-- START DATASET ROWS --

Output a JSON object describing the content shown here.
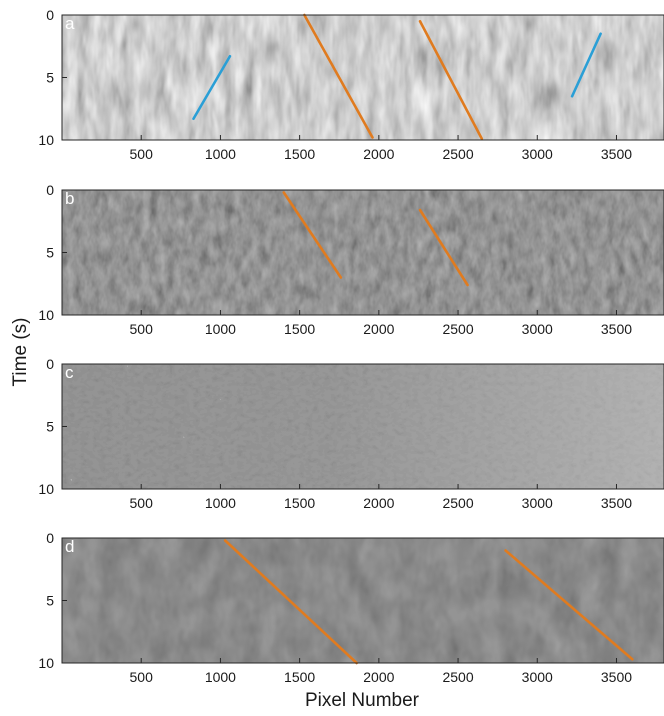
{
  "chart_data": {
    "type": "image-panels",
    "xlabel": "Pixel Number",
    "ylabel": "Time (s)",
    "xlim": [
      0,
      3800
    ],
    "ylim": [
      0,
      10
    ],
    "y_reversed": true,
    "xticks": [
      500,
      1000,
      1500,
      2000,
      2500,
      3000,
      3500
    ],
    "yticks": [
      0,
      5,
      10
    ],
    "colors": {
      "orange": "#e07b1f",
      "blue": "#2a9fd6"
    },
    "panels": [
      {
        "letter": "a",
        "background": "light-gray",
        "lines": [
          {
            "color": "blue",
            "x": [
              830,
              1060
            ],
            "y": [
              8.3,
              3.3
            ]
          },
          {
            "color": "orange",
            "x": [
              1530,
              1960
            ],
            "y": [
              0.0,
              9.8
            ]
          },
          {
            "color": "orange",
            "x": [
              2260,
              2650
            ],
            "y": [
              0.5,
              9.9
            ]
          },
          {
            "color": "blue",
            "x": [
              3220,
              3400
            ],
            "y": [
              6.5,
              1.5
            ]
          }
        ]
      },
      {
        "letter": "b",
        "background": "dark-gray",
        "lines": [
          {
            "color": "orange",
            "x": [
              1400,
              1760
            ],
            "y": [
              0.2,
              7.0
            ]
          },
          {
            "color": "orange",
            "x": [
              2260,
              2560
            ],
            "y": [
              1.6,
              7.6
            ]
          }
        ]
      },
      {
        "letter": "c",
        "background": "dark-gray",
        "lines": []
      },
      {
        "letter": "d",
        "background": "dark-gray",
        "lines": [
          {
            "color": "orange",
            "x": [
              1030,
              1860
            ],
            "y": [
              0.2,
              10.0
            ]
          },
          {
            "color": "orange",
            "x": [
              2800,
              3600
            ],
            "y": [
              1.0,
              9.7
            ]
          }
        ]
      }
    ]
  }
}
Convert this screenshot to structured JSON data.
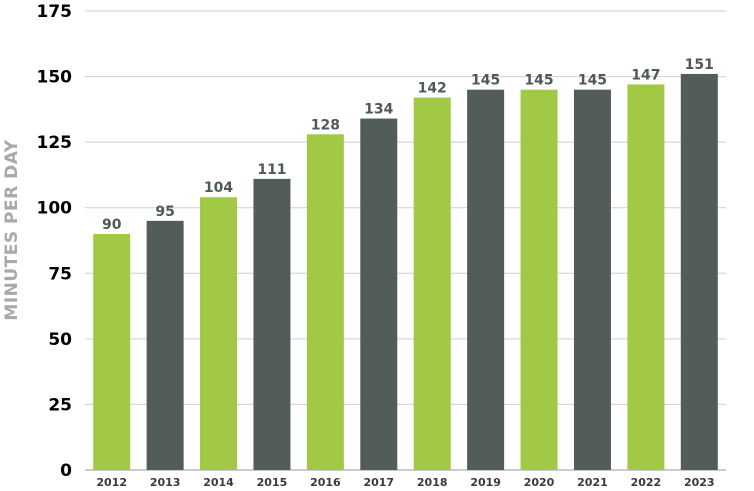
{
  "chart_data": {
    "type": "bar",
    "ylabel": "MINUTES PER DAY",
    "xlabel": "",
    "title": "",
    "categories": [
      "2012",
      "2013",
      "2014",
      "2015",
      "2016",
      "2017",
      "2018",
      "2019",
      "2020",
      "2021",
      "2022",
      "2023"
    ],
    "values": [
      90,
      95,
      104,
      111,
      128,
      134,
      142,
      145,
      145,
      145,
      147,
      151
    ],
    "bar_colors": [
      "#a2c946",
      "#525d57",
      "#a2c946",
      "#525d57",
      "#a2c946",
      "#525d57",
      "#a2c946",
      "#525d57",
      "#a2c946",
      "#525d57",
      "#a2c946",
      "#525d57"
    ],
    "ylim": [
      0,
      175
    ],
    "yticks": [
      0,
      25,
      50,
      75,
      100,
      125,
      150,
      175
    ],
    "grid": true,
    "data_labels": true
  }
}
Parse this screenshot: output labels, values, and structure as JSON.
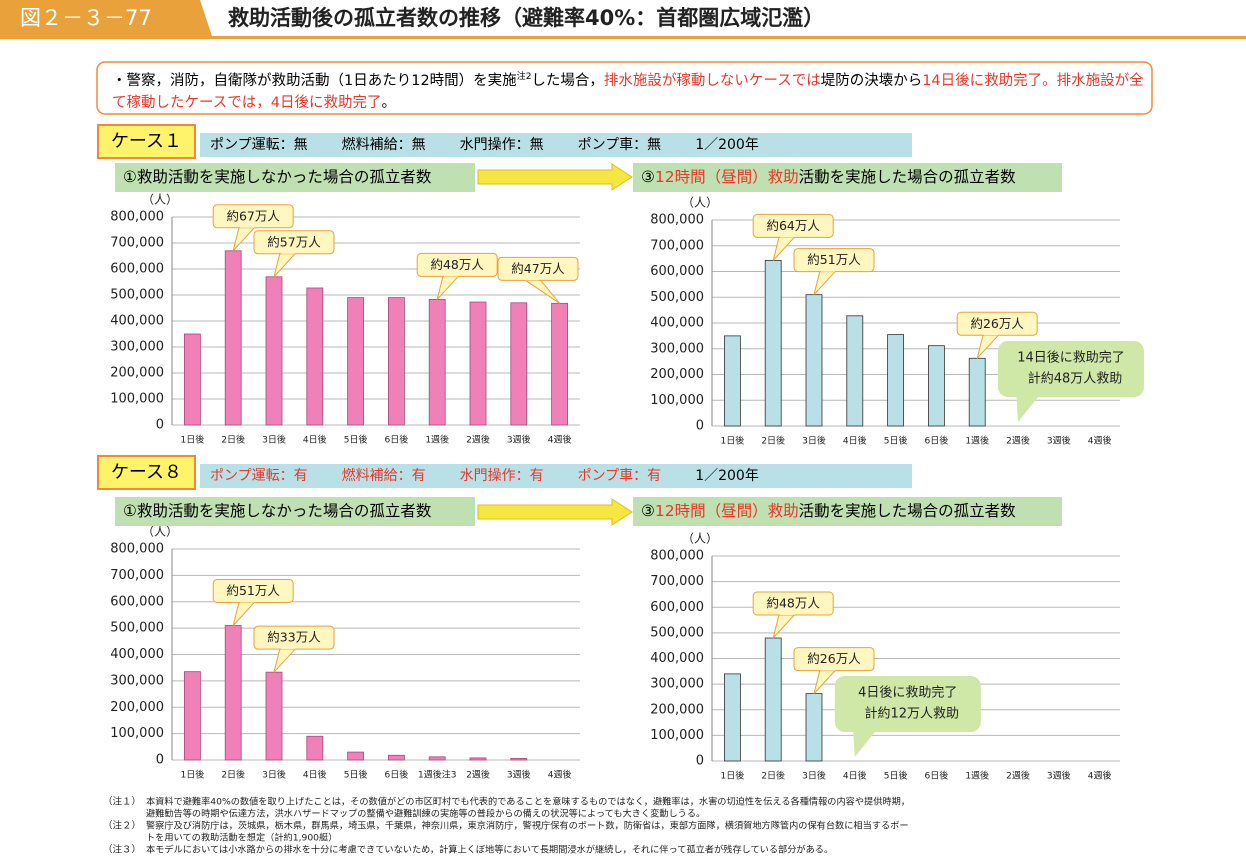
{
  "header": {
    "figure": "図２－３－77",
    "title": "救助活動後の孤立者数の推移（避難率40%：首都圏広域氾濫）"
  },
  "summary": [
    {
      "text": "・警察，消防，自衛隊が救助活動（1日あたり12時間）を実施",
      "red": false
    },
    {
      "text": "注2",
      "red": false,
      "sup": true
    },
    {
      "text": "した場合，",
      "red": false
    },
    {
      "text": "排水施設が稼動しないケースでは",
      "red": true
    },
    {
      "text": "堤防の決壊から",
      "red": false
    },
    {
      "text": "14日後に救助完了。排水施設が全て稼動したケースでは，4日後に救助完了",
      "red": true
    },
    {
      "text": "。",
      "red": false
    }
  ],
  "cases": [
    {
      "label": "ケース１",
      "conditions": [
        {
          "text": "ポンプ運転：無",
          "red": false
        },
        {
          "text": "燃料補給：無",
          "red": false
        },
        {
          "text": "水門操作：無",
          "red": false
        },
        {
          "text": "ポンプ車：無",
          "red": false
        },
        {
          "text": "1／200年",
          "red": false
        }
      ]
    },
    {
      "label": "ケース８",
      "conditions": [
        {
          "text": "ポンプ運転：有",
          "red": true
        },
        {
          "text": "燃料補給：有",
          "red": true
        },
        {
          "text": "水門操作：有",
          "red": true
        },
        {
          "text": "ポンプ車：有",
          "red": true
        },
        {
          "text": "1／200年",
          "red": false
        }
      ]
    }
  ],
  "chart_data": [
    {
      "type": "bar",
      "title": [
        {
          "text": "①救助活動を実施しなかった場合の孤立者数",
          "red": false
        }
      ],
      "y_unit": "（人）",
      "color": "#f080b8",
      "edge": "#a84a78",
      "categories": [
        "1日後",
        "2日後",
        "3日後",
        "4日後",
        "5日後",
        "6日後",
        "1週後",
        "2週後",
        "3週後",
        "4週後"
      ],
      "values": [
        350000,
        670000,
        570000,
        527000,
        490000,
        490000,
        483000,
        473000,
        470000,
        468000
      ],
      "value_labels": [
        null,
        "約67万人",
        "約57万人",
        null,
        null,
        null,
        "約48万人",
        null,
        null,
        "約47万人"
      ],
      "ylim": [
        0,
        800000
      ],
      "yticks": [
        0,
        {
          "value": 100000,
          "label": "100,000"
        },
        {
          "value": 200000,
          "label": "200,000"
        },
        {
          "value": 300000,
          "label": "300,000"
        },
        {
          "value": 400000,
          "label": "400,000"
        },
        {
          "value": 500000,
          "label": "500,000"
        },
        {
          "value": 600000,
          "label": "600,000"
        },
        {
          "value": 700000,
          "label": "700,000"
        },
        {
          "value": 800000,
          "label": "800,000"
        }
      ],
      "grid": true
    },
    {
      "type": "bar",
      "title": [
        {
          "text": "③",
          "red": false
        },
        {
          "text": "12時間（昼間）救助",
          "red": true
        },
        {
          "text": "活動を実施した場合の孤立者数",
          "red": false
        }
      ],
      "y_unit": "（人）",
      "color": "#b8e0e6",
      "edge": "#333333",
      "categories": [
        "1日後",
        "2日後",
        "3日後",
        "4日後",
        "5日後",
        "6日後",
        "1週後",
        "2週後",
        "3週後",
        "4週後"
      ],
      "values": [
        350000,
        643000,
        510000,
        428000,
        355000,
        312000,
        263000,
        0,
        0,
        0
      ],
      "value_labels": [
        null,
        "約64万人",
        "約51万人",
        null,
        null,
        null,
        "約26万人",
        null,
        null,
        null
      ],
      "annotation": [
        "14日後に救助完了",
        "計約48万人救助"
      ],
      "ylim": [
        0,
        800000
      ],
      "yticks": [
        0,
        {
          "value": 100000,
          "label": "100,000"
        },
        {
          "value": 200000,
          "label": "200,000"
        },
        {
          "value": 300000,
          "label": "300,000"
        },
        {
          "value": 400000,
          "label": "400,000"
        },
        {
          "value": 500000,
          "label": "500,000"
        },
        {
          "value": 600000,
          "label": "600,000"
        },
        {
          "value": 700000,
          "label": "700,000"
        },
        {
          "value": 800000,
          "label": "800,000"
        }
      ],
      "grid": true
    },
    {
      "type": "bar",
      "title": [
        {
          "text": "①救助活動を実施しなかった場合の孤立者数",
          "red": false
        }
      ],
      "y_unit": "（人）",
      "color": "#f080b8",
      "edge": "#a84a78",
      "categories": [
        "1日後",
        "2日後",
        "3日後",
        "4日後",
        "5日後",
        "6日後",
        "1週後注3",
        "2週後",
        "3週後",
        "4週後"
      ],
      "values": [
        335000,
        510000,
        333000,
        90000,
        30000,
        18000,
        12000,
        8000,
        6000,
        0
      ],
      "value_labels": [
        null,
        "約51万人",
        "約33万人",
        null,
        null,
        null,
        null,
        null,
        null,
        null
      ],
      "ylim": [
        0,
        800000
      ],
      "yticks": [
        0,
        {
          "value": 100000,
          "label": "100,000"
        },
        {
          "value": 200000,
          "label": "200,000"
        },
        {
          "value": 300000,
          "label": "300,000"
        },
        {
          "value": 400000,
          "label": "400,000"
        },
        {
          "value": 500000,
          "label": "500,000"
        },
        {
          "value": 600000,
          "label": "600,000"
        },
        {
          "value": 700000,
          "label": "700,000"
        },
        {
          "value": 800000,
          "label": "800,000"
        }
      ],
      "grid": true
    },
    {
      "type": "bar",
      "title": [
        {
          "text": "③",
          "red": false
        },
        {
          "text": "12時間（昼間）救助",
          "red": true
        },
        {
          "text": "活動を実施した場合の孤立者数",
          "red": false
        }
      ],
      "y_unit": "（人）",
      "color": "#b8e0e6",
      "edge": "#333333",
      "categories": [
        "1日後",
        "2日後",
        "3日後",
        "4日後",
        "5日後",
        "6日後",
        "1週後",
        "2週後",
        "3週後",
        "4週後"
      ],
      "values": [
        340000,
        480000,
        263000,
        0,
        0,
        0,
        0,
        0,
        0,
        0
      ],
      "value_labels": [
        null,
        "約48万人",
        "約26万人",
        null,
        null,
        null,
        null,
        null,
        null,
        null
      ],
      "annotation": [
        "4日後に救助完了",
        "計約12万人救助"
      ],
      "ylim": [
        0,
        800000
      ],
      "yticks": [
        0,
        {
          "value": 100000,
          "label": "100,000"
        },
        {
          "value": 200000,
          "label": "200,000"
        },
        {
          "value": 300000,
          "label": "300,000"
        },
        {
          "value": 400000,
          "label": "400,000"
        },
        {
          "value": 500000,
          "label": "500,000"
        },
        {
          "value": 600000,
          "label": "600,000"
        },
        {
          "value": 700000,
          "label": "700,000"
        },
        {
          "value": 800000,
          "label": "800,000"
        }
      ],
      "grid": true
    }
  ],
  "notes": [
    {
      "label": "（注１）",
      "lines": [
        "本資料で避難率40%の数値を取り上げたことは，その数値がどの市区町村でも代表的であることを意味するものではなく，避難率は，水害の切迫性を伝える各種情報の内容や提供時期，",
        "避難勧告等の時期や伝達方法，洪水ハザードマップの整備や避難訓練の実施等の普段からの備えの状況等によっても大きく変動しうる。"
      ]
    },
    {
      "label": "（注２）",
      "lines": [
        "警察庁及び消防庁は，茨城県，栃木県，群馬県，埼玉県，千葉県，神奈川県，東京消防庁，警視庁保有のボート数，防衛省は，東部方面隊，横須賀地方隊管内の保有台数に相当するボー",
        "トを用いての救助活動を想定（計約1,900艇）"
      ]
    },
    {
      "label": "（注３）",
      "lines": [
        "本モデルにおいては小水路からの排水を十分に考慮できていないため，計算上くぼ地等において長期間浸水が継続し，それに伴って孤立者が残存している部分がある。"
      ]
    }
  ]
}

-- END DATASET ROWS --

__SHORT PROBLEM__.
Using the entries above, return each line that includes the word "screenshot".

__SOLUTION__.
Convert this screenshot to structured JSON data.
Parse this screenshot: output labels, values, and structure as JSON.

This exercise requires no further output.